▸ **Exercise goal**:
Sift the listing for lines that hold the string "this" and pull them out.

▸ **Given data**:

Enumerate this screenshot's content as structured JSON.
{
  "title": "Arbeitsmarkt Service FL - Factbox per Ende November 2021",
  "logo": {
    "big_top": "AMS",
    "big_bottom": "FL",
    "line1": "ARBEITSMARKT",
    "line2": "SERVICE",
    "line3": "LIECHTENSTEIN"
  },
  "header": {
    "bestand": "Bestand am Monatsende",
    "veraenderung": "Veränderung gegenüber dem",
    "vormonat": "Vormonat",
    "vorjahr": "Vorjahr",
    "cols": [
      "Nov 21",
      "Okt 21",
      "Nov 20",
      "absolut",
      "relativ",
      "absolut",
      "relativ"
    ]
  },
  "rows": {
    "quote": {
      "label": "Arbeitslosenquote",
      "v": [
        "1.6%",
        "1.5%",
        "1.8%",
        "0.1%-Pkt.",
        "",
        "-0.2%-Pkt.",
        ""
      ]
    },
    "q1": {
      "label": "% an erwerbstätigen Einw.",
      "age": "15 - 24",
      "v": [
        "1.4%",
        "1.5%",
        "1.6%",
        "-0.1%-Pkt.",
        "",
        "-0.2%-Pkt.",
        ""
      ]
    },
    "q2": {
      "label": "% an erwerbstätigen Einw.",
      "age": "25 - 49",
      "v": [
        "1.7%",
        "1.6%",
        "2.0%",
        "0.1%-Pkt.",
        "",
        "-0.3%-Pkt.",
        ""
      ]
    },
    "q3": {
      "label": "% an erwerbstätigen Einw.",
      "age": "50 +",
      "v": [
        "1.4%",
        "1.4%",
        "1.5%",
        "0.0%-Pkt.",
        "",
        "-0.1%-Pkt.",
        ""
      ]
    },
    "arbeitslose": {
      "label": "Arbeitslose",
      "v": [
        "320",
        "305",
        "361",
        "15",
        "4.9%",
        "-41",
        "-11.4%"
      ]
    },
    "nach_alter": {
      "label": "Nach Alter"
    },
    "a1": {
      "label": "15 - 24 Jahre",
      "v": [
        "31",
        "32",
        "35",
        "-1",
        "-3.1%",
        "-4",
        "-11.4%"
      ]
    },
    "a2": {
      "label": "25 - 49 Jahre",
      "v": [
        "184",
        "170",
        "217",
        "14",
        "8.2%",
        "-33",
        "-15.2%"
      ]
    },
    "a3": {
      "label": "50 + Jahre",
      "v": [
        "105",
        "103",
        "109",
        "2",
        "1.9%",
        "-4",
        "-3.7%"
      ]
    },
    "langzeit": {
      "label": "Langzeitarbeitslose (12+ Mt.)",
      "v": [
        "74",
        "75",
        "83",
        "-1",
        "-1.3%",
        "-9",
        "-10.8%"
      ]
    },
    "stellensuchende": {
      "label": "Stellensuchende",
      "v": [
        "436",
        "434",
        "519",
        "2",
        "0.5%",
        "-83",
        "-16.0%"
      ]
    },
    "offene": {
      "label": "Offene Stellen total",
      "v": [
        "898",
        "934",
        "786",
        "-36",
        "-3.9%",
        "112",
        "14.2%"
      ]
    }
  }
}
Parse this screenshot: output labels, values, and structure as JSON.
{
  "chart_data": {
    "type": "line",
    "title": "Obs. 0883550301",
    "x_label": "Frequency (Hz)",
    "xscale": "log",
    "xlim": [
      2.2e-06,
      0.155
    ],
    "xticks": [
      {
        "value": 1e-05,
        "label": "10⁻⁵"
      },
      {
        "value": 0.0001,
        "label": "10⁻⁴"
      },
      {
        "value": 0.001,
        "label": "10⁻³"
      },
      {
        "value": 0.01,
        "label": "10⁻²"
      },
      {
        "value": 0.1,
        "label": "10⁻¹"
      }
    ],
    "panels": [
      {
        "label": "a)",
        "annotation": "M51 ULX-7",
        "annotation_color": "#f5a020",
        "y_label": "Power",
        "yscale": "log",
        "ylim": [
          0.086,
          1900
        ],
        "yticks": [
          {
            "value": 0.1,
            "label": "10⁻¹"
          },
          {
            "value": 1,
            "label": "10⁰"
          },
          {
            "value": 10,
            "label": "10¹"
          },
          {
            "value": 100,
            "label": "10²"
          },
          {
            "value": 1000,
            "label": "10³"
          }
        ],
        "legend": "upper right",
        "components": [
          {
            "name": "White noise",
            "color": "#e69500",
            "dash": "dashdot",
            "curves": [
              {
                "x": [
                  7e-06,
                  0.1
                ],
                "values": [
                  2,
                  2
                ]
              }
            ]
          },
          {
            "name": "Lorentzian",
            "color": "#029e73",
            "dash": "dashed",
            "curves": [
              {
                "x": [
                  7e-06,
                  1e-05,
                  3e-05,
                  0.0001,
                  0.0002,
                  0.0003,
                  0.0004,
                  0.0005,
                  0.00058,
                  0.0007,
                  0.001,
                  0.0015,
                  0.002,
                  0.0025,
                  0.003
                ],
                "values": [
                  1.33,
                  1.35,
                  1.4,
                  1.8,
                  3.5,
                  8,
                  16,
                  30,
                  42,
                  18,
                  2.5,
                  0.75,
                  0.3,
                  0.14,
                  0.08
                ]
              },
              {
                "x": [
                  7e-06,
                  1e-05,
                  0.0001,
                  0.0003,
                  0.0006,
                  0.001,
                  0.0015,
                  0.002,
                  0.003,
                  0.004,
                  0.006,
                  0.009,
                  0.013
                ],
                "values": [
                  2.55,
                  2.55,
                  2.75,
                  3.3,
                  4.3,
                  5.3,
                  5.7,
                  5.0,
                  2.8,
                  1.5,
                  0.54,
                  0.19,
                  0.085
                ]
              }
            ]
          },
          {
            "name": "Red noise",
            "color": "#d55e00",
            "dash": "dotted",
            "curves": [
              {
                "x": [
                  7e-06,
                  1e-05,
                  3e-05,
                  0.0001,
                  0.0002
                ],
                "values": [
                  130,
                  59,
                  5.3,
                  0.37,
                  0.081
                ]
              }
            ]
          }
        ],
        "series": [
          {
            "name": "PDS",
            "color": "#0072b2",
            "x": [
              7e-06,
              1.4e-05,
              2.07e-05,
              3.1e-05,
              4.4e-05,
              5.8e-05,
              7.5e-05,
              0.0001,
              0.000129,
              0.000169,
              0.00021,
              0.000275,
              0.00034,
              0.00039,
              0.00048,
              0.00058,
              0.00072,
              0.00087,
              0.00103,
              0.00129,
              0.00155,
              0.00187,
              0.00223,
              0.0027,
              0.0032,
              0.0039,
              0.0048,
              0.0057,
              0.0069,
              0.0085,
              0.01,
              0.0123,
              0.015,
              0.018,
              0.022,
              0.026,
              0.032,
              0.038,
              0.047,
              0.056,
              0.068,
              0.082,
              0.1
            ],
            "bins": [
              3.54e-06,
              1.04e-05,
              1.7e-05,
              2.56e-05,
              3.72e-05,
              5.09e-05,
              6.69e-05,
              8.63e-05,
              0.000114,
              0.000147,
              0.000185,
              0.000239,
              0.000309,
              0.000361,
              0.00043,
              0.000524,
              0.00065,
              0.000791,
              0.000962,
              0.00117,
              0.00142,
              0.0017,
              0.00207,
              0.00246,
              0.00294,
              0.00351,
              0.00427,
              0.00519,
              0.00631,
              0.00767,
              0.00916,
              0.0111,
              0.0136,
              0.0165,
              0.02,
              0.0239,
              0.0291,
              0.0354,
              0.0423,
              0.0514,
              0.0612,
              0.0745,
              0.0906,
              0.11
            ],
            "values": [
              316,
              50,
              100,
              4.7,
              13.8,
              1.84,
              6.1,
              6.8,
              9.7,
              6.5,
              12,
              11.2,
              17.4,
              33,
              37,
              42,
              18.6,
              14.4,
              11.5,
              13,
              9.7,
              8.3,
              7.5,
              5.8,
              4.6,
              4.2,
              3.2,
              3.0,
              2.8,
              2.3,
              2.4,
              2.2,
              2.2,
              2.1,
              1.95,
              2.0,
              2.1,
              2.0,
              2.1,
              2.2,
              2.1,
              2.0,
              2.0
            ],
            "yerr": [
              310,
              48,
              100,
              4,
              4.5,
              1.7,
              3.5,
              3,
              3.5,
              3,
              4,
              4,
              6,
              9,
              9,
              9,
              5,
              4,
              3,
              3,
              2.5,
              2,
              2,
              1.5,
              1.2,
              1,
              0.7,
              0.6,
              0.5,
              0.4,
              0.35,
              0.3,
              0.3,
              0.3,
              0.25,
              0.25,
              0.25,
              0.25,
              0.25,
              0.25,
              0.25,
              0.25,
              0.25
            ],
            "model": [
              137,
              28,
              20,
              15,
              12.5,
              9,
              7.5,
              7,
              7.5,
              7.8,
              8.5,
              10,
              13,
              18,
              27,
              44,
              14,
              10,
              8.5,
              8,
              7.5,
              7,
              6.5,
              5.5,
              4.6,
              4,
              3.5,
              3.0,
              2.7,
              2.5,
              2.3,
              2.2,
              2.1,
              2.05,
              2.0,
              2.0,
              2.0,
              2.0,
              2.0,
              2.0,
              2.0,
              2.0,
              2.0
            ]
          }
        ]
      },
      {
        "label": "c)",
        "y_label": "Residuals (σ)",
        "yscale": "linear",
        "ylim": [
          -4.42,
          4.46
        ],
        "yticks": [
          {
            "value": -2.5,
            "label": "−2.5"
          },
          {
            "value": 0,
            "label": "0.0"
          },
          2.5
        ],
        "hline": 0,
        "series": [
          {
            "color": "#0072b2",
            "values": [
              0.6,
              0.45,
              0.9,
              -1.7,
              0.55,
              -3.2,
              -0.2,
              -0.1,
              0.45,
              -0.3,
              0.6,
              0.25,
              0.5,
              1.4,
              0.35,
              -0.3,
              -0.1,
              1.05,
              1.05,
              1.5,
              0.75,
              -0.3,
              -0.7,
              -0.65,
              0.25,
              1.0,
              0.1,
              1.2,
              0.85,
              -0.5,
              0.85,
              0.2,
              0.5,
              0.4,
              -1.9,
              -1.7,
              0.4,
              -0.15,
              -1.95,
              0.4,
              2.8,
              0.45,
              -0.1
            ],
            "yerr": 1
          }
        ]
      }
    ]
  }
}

▸ **Exercise response**:
Enumerate this screenshot's content as structured JSON.
Parse this screenshot: output labels, values, and structure as JSON.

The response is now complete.